## PROMPT 1
Answer these questions from the article on the Phillies' trade for Jose Alvarez:
(a) Which player did the Phillies send to the Angels for Alvarez?
(b) At what rate per nine innings did Alvarez record strikeouts in 2018?
(c) Before the trade, which three left-handed relievers were on the Phillies' 40-man roster?
## PROMPT 2
Carry on the article about the Phillies' trade for Jose Alvarez, starting after its last sentence.

Finally, the Philadelphia Phillies made an excellent move on Thursday evening acquiring lefty reliever Jose Alvarez from the Los Angeles Angels in exchange for righty reliever Luis Garcia. Both guys are arbitration eligible with very similar amounts of service time, although Alvarez is a year and a half younger.
I’m genuinely shocked that the Phillies were able to pull this deal off, as Alvarez has been one of the more consistent relievers in the league over the past four seasons. While I would expect a bit of regression in 2019 based on the fact that his home run to fly ball ratio (HR/FB) was 5.1% in 2018 compared to a career rate of 9.5%, the fact that the Phillies were able to acquire a reliever coming off of a 2.71 ERA, 3.05 fielding independent pitching season in exchange for a guy who would have probably been a roster casualty come spring training is absolutely astounding.
Alvarez typically sits in the low 90’s with his fastball and sports a well above-average slider and workable tertiary pitches including a change and a cutter. Despite the relative lack of velocity, he still logged strikeouts at a rather significant 8.43 per nine innings in 2018. He should be used in a set up capacity, as he doesn’t carry any obvious splits.
This deal could also foreshadow a possible trade of Adam Morgan. The Phillies have a deep bullpen including Seranthony Dominguez, Tommy Hunter, Pat Neshek, Edubray Ramos, Hector Neris, Victor Arano, James Pazos, and Juan Nicasio. Prior to the swap, the Phillies only had three left-handed relievers on the 40-man roster: Morgan, Pazos, and a young reliever named Austin Davis. Prior to Thursday’s deal, I had expected Pazos and Morgan to serve as the team’s lefties while Davis was the first promotion upon necessity. This trade could make Morgan expendable.
I like Morgan, and believe that he has the stuff to be an excellent reliever, but the Phillies’ bullpen is so crowded that he would have never been given the opportunity to see any high leverage innings. A trade could do him extremely well, as he’s very strong groundball pitcher who sits in the mid 90’s. He saw his average fastball velocity jump from 91.4 in 2016 to 94.5 in 2017, which was sustained in 2018, giving him some level of likelihood to find success in a lefty set-up role.

## RECORDS PROVIDED
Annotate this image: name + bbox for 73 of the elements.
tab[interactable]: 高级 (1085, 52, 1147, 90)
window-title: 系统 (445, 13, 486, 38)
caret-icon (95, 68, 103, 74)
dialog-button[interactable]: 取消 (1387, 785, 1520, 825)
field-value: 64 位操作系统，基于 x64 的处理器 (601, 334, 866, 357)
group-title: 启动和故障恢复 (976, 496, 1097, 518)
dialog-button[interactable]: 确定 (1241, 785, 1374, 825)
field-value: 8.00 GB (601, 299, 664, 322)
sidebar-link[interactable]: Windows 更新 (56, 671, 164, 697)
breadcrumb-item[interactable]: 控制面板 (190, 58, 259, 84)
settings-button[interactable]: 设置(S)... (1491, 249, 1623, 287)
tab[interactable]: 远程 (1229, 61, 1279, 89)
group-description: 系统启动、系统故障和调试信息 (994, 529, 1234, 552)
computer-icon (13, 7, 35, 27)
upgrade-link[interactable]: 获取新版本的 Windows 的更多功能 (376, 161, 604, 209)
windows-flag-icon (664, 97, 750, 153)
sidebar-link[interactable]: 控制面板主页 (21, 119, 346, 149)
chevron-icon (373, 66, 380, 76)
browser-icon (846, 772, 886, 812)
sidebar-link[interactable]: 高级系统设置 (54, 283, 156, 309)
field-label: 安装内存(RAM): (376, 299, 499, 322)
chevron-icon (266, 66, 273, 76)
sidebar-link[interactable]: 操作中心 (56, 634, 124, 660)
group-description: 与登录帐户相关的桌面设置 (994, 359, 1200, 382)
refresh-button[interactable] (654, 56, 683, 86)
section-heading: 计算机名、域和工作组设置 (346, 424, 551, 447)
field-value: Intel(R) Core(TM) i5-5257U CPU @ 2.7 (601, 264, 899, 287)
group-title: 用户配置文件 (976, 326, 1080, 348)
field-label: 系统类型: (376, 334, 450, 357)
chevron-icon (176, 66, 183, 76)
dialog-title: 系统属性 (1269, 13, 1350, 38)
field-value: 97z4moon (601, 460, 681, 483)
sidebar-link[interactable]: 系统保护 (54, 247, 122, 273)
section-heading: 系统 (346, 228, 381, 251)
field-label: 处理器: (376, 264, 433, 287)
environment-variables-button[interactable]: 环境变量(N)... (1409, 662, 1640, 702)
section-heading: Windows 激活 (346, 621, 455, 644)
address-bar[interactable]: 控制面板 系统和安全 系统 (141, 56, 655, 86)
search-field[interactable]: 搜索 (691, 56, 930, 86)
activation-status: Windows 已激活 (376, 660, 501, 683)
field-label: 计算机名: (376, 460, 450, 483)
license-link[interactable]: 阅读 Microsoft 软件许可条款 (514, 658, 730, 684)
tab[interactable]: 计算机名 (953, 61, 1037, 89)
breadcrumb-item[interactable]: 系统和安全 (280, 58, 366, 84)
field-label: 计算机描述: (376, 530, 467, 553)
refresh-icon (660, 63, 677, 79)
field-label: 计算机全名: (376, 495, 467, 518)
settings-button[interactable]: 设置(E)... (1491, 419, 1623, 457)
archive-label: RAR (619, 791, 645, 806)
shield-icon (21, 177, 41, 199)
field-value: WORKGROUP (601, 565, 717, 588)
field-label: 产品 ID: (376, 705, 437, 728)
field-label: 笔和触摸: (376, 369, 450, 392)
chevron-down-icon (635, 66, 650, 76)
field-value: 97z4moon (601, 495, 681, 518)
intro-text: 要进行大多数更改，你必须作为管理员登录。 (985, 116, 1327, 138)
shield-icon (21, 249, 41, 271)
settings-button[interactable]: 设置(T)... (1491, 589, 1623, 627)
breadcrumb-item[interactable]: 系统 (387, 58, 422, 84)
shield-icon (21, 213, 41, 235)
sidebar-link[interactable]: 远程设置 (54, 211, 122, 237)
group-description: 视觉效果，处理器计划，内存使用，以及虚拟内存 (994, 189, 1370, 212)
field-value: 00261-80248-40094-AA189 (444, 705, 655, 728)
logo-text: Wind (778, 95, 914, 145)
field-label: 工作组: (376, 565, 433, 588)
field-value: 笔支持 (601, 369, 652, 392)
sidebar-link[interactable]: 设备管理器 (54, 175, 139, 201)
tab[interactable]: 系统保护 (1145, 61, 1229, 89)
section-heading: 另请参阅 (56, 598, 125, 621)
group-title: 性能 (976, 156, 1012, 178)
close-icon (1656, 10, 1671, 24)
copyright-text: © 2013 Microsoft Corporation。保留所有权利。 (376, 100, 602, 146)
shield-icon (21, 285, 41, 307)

## TASK OUTPUT 1
(a) Luis Garcia, a right-handed reliever.
(b) 8.43 strikeouts per nine innings.
(c) Adam Morgan, James Pazos, and Austin Davis.

## TASK OUTPUT 2
As for Garcia, the Phillies signed him out of the independent leagues in 2013. Despite the dreadful bottom line results from 2018 including a 6.07 ERA, his peripherals all suggest that he should improve going into the 2019 season, as he posted a 3.51 FIP while hitters logged a .354 BABIP. He also struck out 9.98 per nine compared to just 3.52 BB per nine. Another reason for Angels fans to have some hope is the fact that his average velocity has climbed every season, and sat at a rather astounding 97.8 in 2018. Garcia had been the second longest tenured player on the Phillies, as he made his debut on July 10, 2013. The only player ahead of him is Cesar Hernandez, who debuted about a month earlier on May 29, 2013.
Despite the encouraging peripherals on Garcia, I give the Phillies an edge on the deal based on need and price. While Garcia may turn in a great 2019, keep in mind that even without this deal, it seems exceptionally unlikely that he would have been included on the Phillies roster come Opening Day. While it’s not a total loss for the Angels, I think they could have gotten more production from Alvarez, or at least more in return, especially seeing as how their only lefty reliever remaining on the 40-man roster is Williams Jerez.
Only a few days left until the Winter Meeting commence, and with the way the market has flowed thus far, it should be interesting.